*Work to be completed*
Extend the article below on Krishnamurthy numbers in Java, continuing directly after its final sentence.

*Extract provided*

··········

# Krishnamurthy Number in Java

A Krishnamurthy number, also known as a Strong number, is a special type of number in which the sum of the factorials of its digits is equal to the number itself. In other words, if a number 'n' has 'm' digits, and the sum of the factorials of each digit is equal to 'n', then it is called a Krishnamurthy number.

Example 1:

Input:145

Explanation: To check if 145 is a Krishnamurthy Number we have to calculate the factorial sum of its digits as follows:

• digit = 5, factorial(digit) = 120
• digit = 4, factorial(digit) = 24
• digit = 1, factorial(digit) = 1

So, the sum of the factorials of its digits is 120 + 24 + 1 = 145, which is the same as the original number.

Therefore, 145 is a Krishnamurthy Number.

··········

*Record excerpts*
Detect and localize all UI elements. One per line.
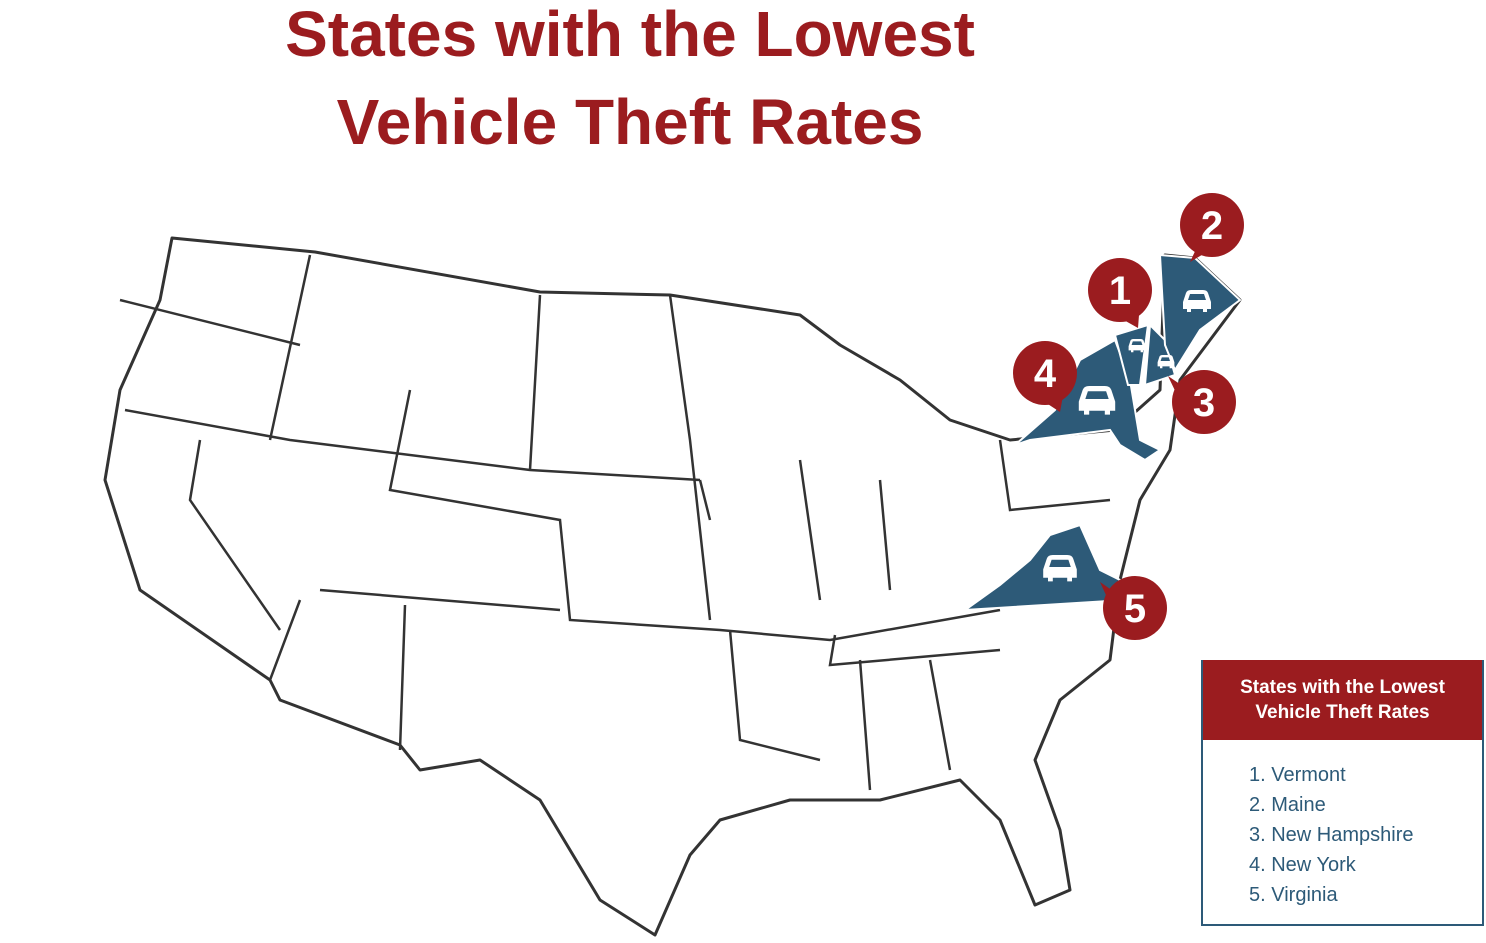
car-icon: [1078, 386, 1116, 415]
legend: States with the Lowest Vehicle Theft Rat…: [1201, 660, 1484, 926]
pin: [1172, 370, 1236, 434]
legend-item: 5. Virginia: [1249, 884, 1338, 906]
legend-title: Vehicle Theft Rates: [1255, 702, 1430, 723]
pin-label: 5: [1124, 587, 1146, 631]
new-hampshire: [1143, 322, 1177, 387]
car-icon: [1128, 339, 1146, 353]
car-icon: [1157, 355, 1175, 369]
legend-header: States with the Lowest Vehicle Theft Rat…: [1203, 660, 1482, 740]
pin-label: 2: [1201, 204, 1223, 248]
pin: [1180, 193, 1244, 257]
legend-item: 1. Vermont: [1249, 764, 1346, 786]
legend-item: 4. New York: [1249, 854, 1356, 876]
pin-label: 3: [1193, 381, 1215, 425]
pin-label: 4: [1034, 352, 1057, 396]
pin-label: 1: [1109, 269, 1131, 313]
legend-item: 2. Maine: [1249, 794, 1326, 816]
car-icon: [1043, 555, 1077, 582]
pin: [1088, 258, 1152, 322]
legend-list: 1. Vermont 2. Maine 3. New Hampshire 4. New…: [1203, 740, 1482, 910]
state-borders: [119, 254, 1111, 791]
legend-item: 3. New Hampshire: [1249, 824, 1414, 846]
title-line: States with the Lowest: [285, 0, 975, 70]
title-line: Vehicle Theft Rates: [336, 86, 924, 158]
pin: [1013, 341, 1077, 405]
pin: [1103, 576, 1167, 640]
car-icon: [1183, 290, 1211, 312]
legend-title: States with the Lowest: [1240, 677, 1445, 698]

··········

*Response*
Example 2:

Input: 40585

Explanation: To check if 40585 is a Krishnamurthy Number we have to calculate the factorial sum of its digits as follows:

• digit = 5, factorial(digit) = 120
• digit = 8, factorial(digit) = 40320
• digit = 5, factorial(digit) = 120
• digit = 0, factorial(digit) = 1
• digit = 4, factorial(digit) = 24

So, the sum of the factorials of its digits is 120 + 40320 + 120 + 1 + 24 = 40585, which is the same as the original number.

Therefore, 40585 is also a Krishnamurthy Number.

## Implementation: Using Normal Approach

ALGORITHM:

Step 1: Take the input number from the user and store it in a variable.

Step 2: Calculate the factorial of each digit in the number and add them together.

Step 3: Compare the sum with the original number. If they are equal, then the number is a Krishnamurthy number; otherwise, it is not.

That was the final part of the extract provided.